• _WHAT YOU ARE ASKED TO DO_:
The required output is a verbatim transcription of the listing, pictures excluded.

• _GIVEN RECORDS_:
....................

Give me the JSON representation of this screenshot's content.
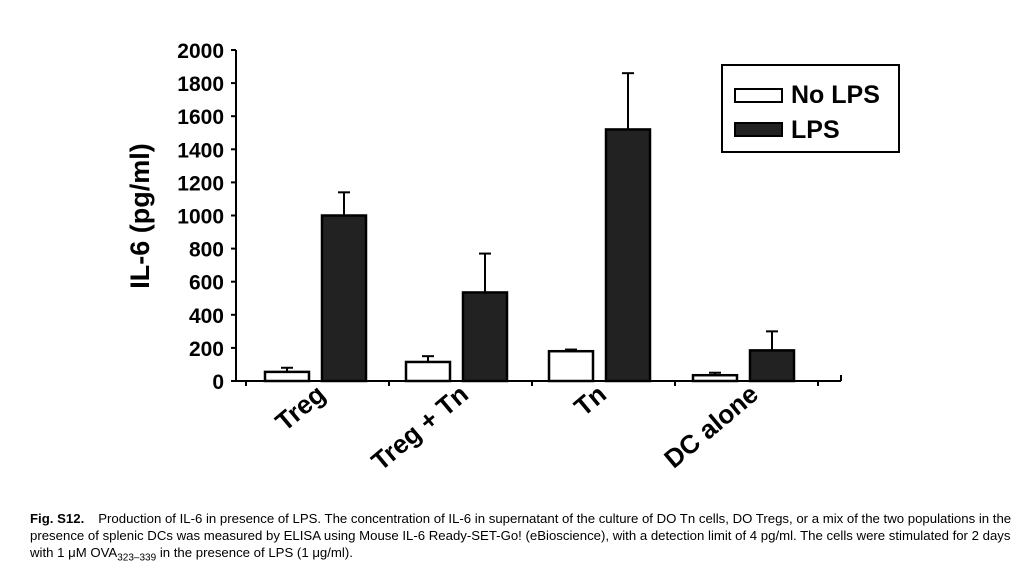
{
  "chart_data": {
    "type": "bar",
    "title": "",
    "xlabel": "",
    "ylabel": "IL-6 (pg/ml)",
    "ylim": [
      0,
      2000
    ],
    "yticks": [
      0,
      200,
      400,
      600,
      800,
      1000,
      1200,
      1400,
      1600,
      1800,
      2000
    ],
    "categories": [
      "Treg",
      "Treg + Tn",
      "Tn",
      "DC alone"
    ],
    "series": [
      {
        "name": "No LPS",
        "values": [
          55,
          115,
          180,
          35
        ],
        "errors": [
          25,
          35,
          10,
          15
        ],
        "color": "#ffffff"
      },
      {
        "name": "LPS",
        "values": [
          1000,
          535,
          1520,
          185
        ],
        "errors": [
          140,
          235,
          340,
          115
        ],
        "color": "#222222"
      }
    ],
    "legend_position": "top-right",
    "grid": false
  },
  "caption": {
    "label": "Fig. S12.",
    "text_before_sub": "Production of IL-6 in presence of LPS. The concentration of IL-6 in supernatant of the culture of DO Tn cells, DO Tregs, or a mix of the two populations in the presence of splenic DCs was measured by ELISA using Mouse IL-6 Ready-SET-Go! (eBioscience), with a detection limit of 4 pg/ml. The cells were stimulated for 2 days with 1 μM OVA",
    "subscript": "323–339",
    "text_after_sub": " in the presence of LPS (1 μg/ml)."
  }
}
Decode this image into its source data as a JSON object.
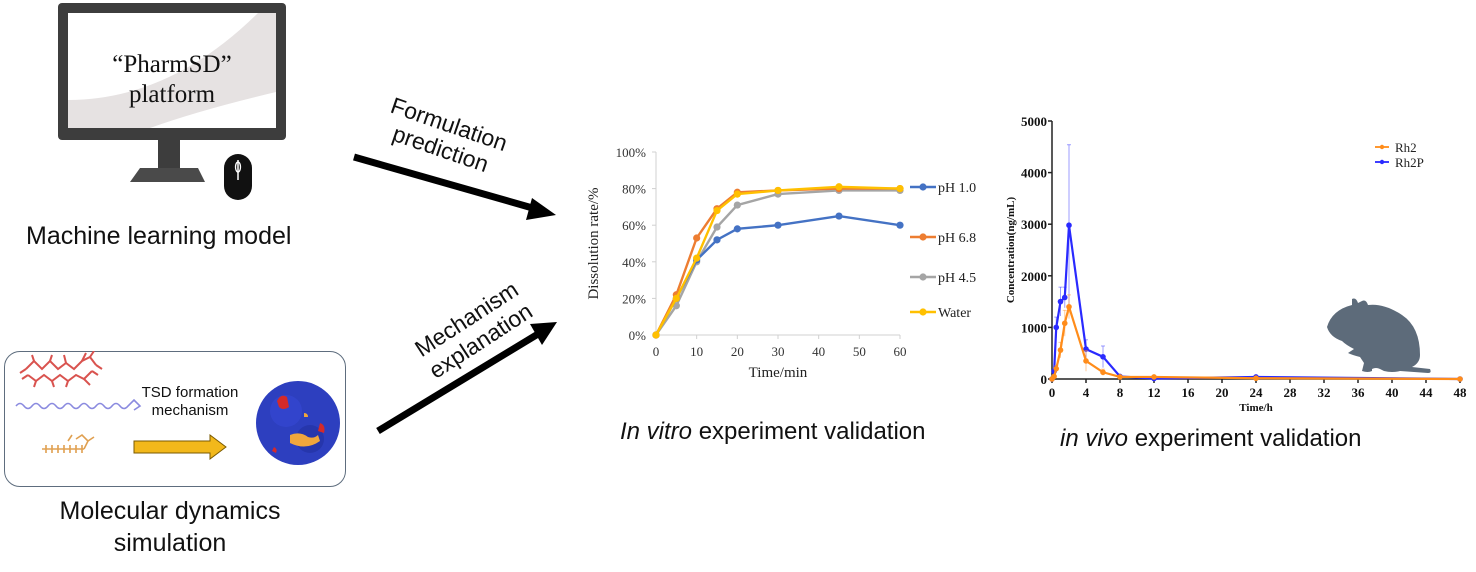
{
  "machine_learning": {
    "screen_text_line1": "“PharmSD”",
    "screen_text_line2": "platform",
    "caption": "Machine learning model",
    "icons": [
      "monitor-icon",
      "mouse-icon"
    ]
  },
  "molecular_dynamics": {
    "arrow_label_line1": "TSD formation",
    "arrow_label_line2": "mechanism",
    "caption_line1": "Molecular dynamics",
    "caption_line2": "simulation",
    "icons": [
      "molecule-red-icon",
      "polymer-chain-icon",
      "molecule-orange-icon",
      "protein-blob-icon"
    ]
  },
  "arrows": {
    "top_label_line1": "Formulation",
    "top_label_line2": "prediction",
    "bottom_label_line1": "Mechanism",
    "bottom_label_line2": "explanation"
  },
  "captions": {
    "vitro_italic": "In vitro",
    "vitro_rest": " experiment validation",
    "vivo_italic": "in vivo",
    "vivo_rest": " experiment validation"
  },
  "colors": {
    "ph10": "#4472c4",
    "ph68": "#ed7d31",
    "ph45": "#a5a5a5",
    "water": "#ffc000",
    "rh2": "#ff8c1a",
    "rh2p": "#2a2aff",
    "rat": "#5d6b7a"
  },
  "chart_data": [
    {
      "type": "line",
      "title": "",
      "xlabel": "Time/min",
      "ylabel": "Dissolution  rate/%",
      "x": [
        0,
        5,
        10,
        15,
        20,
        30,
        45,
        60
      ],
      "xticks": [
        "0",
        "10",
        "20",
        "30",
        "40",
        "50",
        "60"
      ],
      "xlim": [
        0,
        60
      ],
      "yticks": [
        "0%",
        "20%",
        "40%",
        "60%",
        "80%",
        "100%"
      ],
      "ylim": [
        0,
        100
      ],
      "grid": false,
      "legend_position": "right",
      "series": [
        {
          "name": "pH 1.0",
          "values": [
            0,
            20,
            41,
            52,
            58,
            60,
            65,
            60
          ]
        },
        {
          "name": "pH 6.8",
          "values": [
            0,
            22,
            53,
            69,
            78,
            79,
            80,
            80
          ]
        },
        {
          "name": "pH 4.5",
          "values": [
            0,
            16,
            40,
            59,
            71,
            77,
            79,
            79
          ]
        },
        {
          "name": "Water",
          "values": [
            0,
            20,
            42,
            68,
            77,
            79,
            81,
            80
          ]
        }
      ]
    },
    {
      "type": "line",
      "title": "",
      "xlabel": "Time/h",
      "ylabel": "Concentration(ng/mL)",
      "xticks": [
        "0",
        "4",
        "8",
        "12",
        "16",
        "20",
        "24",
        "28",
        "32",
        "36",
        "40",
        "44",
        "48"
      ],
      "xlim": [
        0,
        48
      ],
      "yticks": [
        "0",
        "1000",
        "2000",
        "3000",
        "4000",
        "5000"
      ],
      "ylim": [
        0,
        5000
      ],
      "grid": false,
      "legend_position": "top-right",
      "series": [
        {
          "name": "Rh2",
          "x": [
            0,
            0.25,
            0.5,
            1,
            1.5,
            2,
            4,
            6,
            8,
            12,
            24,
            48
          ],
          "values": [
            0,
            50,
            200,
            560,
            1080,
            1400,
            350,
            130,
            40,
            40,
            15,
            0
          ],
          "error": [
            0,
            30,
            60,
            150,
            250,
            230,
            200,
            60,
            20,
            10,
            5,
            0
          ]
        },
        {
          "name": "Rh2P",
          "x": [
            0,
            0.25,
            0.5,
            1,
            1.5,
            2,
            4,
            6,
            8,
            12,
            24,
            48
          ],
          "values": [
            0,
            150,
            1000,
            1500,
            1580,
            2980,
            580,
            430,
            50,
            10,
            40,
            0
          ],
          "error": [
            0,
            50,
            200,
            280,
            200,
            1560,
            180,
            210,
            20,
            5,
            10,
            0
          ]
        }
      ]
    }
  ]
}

....................

• _WRITTEN SOLUTION_:
Give me the JSON representation of this screenshot's content.
{
  "chart_data": {
    "type": "bar",
    "title": "",
    "xlabel": "",
    "ylabel": "IL-6 (pg/ml)",
    "ylim": [
      0,
      2000
    ],
    "yticks": [
      0,
      200,
      400,
      600,
      800,
      1000,
      1200,
      1400,
      1600,
      1800,
      2000
    ],
    "categories": [
      "Treg",
      "Treg + Tn",
      "Tn",
      "DC alone"
    ],
    "series": [
      {
        "name": "No LPS",
        "values": [
          55,
          115,
          180,
          35
        ],
        "errors": [
          25,
          35,
          10,
          15
        ],
        "color": "#ffffff"
      },
      {
        "name": "LPS",
        "values": [
          1000,
          535,
          1520,
          185
        ],
        "errors": [
          140,
          235,
          340,
          115
        ],
        "color": "#222222"
      }
    ],
    "legend_position": "top-right",
    "grid": false
  },
  "caption": {
    "label": "Fig. S12.",
    "text_before_sub": "Production of IL-6 in presence of LPS. The concentration of IL-6 in supernatant of the culture of DO Tn cells, DO Tregs, or a mix of the two populations in the presence of splenic DCs was measured by ELISA using Mouse IL-6 Ready-SET-Go! (eBioscience), with a detection limit of 4 pg/ml. The cells were stimulated for 2 days with 1 μM OVA",
    "subscript": "323–339",
    "text_after_sub": " in the presence of LPS (1 μg/ml)."
  }
}
Decode this image into its source data as a JSON object.
{
  "machine_learning": {
    "screen_text_line1": "“PharmSD”",
    "screen_text_line2": "platform",
    "caption": "Machine learning model",
    "icons": [
      "monitor-icon",
      "mouse-icon"
    ]
  },
  "molecular_dynamics": {
    "arrow_label_line1": "TSD formation",
    "arrow_label_line2": "mechanism",
    "caption_line1": "Molecular dynamics",
    "caption_line2": "simulation",
    "icons": [
      "molecule-red-icon",
      "polymer-chain-icon",
      "molecule-orange-icon",
      "protein-blob-icon"
    ]
  },
  "arrows": {
    "top_label_line1": "Formulation",
    "top_label_line2": "prediction",
    "bottom_label_line1": "Mechanism",
    "bottom_label_line2": "explanation"
  },
  "captions": {
    "vitro_italic": "In vitro",
    "vitro_rest": " experiment validation",
    "vivo_italic": "in vivo",
    "vivo_rest": " experiment validation"
  },
  "colors": {
    "ph10": "#4472c4",
    "ph68": "#ed7d31",
    "ph45": "#a5a5a5",
    "water": "#ffc000",
    "rh2": "#ff8c1a",
    "rh2p": "#2a2aff",
    "rat": "#5d6b7a"
  },
  "chart_data": [
    {
      "type": "line",
      "title": "",
      "xlabel": "Time/min",
      "ylabel": "Dissolution  rate/%",
      "x": [
        0,
        5,
        10,
        15,
        20,
        30,
        45,
        60
      ],
      "xticks": [
        "0",
        "10",
        "20",
        "30",
        "40",
        "50",
        "60"
      ],
      "xlim": [
        0,
        60
      ],
      "yticks": [
        "0%",
        "20%",
        "40%",
        "60%",
        "80%",
        "100%"
      ],
      "ylim": [
        0,
        100
      ],
      "grid": false,
      "legend_position": "right",
      "series": [
        {
          "name": "pH 1.0",
          "values": [
            0,
            20,
            41,
            52,
            58,
            60,
            65,
            60
          ]
        },
        {
          "name": "pH 6.8",
          "values": [
            0,
            22,
            53,
            69,
            78,
            79,
            80,
            80
          ]
        },
        {
          "name": "pH 4.5",
          "values": [
            0,
            16,
            40,
            59,
            71,
            77,
            79,
            79
          ]
        },
        {
          "name": "Water",
          "values": [
            0,
            20,
            42,
            68,
            77,
            79,
            81,
            80
          ]
        }
      ]
    },
    {
      "type": "line",
      "title": "",
      "xlabel": "Time/h",
      "ylabel": "Concentration(ng/mL)",
      "xticks": [
        "0",
        "4",
        "8",
        "12",
        "16",
        "20",
        "24",
        "28",
        "32",
        "36",
        "40",
        "44",
        "48"
      ],
      "xlim": [
        0,
        48
      ],
      "yticks": [
        "0",
        "1000",
        "2000",
        "3000",
        "4000",
        "5000"
      ],
      "ylim": [
        0,
        5000
      ],
      "grid": false,
      "legend_position": "top-right",
      "series": [
        {
          "name": "Rh2",
          "x": [
            0,
            0.25,
            0.5,
            1,
            1.5,
            2,
            4,
            6,
            8,
            12,
            24,
            48
          ],
          "values": [
            0,
            50,
            200,
            560,
            1080,
            1400,
            350,
            130,
            40,
            40,
            15,
            0
          ],
          "error": [
            0,
            30,
            60,
            150,
            250,
            230,
            200,
            60,
            20,
            10,
            5,
            0
          ]
        },
        {
          "name": "Rh2P",
          "x": [
            0,
            0.25,
            0.5,
            1,
            1.5,
            2,
            4,
            6,
            8,
            12,
            24,
            48
          ],
          "values": [
            0,
            150,
            1000,
            1500,
            1580,
            2980,
            580,
            430,
            50,
            10,
            40,
            0
          ],
          "error": [
            0,
            50,
            200,
            280,
            200,
            1560,
            180,
            210,
            20,
            5,
            10,
            0
          ]
        }
      ]
    }
  ]
}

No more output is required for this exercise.